### WORK TO COMPLETE
Reproduce the following material exactly, including every line.

### Figure record listings
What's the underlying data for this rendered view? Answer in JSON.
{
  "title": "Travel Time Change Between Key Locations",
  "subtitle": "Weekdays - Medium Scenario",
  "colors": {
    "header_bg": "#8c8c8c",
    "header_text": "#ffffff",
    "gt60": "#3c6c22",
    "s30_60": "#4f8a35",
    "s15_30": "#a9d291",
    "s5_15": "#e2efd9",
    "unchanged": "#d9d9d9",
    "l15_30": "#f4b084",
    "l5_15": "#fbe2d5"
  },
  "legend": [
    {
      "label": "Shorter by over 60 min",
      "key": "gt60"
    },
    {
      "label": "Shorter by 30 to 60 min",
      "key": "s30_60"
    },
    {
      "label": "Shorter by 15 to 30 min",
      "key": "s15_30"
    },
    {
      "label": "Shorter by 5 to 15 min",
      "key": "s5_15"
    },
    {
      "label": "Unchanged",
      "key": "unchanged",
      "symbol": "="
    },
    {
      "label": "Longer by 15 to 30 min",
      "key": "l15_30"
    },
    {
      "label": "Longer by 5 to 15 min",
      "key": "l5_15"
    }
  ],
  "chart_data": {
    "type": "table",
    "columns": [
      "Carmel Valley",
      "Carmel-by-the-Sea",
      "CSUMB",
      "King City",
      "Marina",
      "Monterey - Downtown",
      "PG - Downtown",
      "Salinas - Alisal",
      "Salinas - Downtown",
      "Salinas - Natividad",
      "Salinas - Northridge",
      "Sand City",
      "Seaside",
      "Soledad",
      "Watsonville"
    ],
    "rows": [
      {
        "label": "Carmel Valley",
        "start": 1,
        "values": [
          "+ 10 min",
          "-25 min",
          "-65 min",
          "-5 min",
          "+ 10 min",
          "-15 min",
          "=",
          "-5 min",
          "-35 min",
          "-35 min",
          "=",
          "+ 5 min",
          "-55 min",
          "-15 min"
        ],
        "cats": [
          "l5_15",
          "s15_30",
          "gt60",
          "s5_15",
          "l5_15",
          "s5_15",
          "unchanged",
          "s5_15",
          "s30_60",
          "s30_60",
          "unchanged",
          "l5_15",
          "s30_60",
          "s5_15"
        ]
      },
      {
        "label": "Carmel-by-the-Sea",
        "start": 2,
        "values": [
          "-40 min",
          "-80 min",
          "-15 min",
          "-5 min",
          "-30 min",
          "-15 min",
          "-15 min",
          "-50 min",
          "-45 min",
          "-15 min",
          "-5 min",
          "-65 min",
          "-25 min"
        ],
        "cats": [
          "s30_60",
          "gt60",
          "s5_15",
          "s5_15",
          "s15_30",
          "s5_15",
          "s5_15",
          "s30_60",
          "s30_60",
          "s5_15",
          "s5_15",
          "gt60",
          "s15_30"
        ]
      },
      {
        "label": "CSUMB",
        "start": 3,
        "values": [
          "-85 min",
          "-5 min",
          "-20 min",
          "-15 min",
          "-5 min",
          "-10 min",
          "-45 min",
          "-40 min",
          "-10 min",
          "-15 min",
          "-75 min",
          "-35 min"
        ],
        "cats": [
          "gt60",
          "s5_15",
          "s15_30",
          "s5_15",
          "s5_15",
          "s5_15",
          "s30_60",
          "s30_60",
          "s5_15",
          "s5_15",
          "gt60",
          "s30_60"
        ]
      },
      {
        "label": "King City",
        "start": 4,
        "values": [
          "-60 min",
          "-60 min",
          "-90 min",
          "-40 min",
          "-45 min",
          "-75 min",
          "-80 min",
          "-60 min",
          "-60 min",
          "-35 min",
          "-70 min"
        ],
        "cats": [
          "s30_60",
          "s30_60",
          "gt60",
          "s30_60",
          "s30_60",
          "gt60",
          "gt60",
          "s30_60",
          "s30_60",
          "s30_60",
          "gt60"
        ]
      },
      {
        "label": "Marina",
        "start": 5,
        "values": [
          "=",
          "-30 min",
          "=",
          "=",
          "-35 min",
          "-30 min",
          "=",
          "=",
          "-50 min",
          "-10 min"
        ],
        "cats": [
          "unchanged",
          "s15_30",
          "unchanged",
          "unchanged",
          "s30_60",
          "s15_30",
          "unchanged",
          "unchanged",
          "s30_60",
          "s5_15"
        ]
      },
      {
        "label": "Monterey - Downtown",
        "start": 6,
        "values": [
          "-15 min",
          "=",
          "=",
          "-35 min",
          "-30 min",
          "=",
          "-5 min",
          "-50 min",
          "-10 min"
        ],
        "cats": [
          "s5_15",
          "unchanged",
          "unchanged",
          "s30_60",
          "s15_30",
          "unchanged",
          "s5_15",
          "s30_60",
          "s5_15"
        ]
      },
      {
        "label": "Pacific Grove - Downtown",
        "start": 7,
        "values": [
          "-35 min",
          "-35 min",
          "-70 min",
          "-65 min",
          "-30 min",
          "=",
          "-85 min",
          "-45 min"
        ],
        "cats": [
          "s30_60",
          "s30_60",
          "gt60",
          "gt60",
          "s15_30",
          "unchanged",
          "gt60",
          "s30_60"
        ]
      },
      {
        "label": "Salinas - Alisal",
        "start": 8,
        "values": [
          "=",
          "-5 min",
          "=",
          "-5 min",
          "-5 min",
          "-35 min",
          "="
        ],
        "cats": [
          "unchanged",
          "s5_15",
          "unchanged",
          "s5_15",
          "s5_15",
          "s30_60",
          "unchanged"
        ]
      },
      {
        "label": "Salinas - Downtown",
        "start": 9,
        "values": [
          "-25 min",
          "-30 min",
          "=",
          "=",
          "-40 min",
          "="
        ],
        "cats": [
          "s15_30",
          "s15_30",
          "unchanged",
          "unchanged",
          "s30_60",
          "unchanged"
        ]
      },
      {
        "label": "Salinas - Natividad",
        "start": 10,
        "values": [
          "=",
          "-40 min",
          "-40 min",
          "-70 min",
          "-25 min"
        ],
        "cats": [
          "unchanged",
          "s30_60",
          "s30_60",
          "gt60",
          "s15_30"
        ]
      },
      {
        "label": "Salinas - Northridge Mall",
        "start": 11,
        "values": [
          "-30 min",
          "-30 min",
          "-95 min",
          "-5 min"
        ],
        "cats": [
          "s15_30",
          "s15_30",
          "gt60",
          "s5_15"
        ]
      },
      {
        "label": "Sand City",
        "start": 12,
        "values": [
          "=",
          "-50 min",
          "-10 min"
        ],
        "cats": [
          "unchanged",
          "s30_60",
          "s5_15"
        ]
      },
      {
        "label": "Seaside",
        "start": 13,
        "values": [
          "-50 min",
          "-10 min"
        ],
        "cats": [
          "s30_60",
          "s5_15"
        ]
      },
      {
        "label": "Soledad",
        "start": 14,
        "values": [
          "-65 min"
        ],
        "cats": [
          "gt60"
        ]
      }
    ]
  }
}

### OUTPUT OF THE EXERCISE
What's the underlying data for this rendered view? Answer in JSON.
{
  "title": "Travel Time Change Between Key Locations",
  "subtitle": "Weekdays - Medium Scenario",
  "colors": {
    "header_bg": "#8c8c8c",
    "header_text": "#ffffff",
    "gt60": "#3c6c22",
    "s30_60": "#4f8a35",
    "s15_30": "#a9d291",
    "s5_15": "#e2efd9",
    "unchanged": "#d9d9d9",
    "l15_30": "#f4b084",
    "l5_15": "#fbe2d5"
  },
  "legend": [
    {
      "label": "Shorter by over 60 min",
      "key": "gt60"
    },
    {
      "label": "Shorter by 30 to 60 min",
      "key": "s30_60"
    },
    {
      "label": "Shorter by 15 to 30 min",
      "key": "s15_30"
    },
    {
      "label": "Shorter by 5 to 15 min",
      "key": "s5_15"
    },
    {
      "label": "Unchanged",
      "key": "unchanged",
      "symbol": "="
    },
    {
      "label": "Longer by 15 to 30 min",
      "key": "l15_30"
    },
    {
      "label": "Longer by 5 to 15 min",
      "key": "l5_15"
    }
  ],
  "chart_data": {
    "type": "table",
    "columns": [
      "Carmel Valley",
      "Carmel-by-the-Sea",
      "CSUMB",
      "King City",
      "Marina",
      "Monterey - Downtown",
      "PG - Downtown",
      "Salinas - Alisal",
      "Salinas - Downtown",
      "Salinas - Natividad",
      "Salinas - Northridge",
      "Sand City",
      "Seaside",
      "Soledad",
      "Watsonville"
    ],
    "rows": [
      {
        "label": "Carmel Valley",
        "start": 1,
        "values": [
          "+ 10 min",
          "-25 min",
          "-65 min",
          "-5 min",
          "+ 10 min",
          "-15 min",
          "=",
          "-5 min",
          "-35 min",
          "-35 min",
          "=",
          "+ 5 min",
          "-55 min",
          "-15 min"
        ],
        "cats": [
          "l5_15",
          "s15_30",
          "gt60",
          "s5_15",
          "l5_15",
          "s5_15",
          "unchanged",
          "s5_15",
          "s30_60",
          "s30_60",
          "unchanged",
          "l5_15",
          "s30_60",
          "s5_15"
        ]
      },
      {
        "label": "Carmel-by-the-Sea",
        "start": 2,
        "values": [
          "-40 min",
          "-80 min",
          "-15 min",
          "-5 min",
          "-30 min",
          "-15 min",
          "-15 min",
          "-50 min",
          "-45 min",
          "-15 min",
          "-5 min",
          "-65 min",
          "-25 min"
        ],
        "cats": [
          "s30_60",
          "gt60",
          "s5_15",
          "s5_15",
          "s15_30",
          "s5_15",
          "s5_15",
          "s30_60",
          "s30_60",
          "s5_15",
          "s5_15",
          "gt60",
          "s15_30"
        ]
      },
      {
        "label": "CSUMB",
        "start": 3,
        "values": [
          "-85 min",
          "-5 min",
          "-20 min",
          "-15 min",
          "-5 min",
          "-10 min",
          "-45 min",
          "-40 min",
          "-10 min",
          "-15 min",
          "-75 min",
          "-35 min"
        ],
        "cats": [
          "gt60",
          "s5_15",
          "s15_30",
          "s5_15",
          "s5_15",
          "s5_15",
          "s30_60",
          "s30_60",
          "s5_15",
          "s5_15",
          "gt60",
          "s30_60"
        ]
      },
      {
        "label": "King City",
        "start": 4,
        "values": [
          "-60 min",
          "-60 min",
          "-90 min",
          "-40 min",
          "-45 min",
          "-75 min",
          "-80 min",
          "-60 min",
          "-60 min",
          "-35 min",
          "-70 min"
        ],
        "cats": [
          "s30_60",
          "s30_60",
          "gt60",
          "s30_60",
          "s30_60",
          "gt60",
          "gt60",
          "s30_60",
          "s30_60",
          "s30_60",
          "gt60"
        ]
      },
      {
        "label": "Marina",
        "start": 5,
        "values": [
          "=",
          "-30 min",
          "=",
          "=",
          "-35 min",
          "-30 min",
          "=",
          "=",
          "-50 min",
          "-10 min"
        ],
        "cats": [
          "unchanged",
          "s15_30",
          "unchanged",
          "unchanged",
          "s30_60",
          "s15_30",
          "unchanged",
          "unchanged",
          "s30_60",
          "s5_15"
        ]
      },
      {
        "label": "Monterey - Downtown",
        "start": 6,
        "values": [
          "-15 min",
          "=",
          "=",
          "-35 min",
          "-30 min",
          "=",
          "-5 min",
          "-50 min",
          "-10 min"
        ],
        "cats": [
          "s5_15",
          "unchanged",
          "unchanged",
          "s30_60",
          "s15_30",
          "unchanged",
          "s5_15",
          "s30_60",
          "s5_15"
        ]
      },
      {
        "label": "Pacific Grove - Downtown",
        "start": 7,
        "values": [
          "-35 min",
          "-35 min",
          "-70 min",
          "-65 min",
          "-30 min",
          "=",
          "-85 min",
          "-45 min"
        ],
        "cats": [
          "s30_60",
          "s30_60",
          "gt60",
          "gt60",
          "s15_30",
          "unchanged",
          "gt60",
          "s30_60"
        ]
      },
      {
        "label": "Salinas - Alisal",
        "start": 8,
        "values": [
          "=",
          "-5 min",
          "=",
          "-5 min",
          "-5 min",
          "-35 min",
          "="
        ],
        "cats": [
          "unchanged",
          "s5_15",
          "unchanged",
          "s5_15",
          "s5_15",
          "s30_60",
          "unchanged"
        ]
      },
      {
        "label": "Salinas - Downtown",
        "start": 9,
        "values": [
          "-25 min",
          "-30 min",
          "=",
          "=",
          "-40 min",
          "="
        ],
        "cats": [
          "s15_30",
          "s15_30",
          "unchanged",
          "unchanged",
          "s30_60",
          "unchanged"
        ]
      },
      {
        "label": "Salinas - Natividad",
        "start": 10,
        "values": [
          "=",
          "-40 min",
          "-40 min",
          "-70 min",
          "-25 min"
        ],
        "cats": [
          "unchanged",
          "s30_60",
          "s30_60",
          "gt60",
          "s15_30"
        ]
      },
      {
        "label": "Salinas - Northridge Mall",
        "start": 11,
        "values": [
          "-30 min",
          "-30 min",
          "-95 min",
          "-5 min"
        ],
        "cats": [
          "s15_30",
          "s15_30",
          "gt60",
          "s5_15"
        ]
      },
      {
        "label": "Sand City",
        "start": 12,
        "values": [
          "=",
          "-50 min",
          "-10 min"
        ],
        "cats": [
          "unchanged",
          "s30_60",
          "s5_15"
        ]
      },
      {
        "label": "Seaside",
        "start": 13,
        "values": [
          "-50 min",
          "-10 min"
        ],
        "cats": [
          "s30_60",
          "s5_15"
        ]
      },
      {
        "label": "Soledad",
        "start": 14,
        "values": [
          "-65 min"
        ],
        "cats": [
          "gt60"
        ]
      }
    ]
  }
}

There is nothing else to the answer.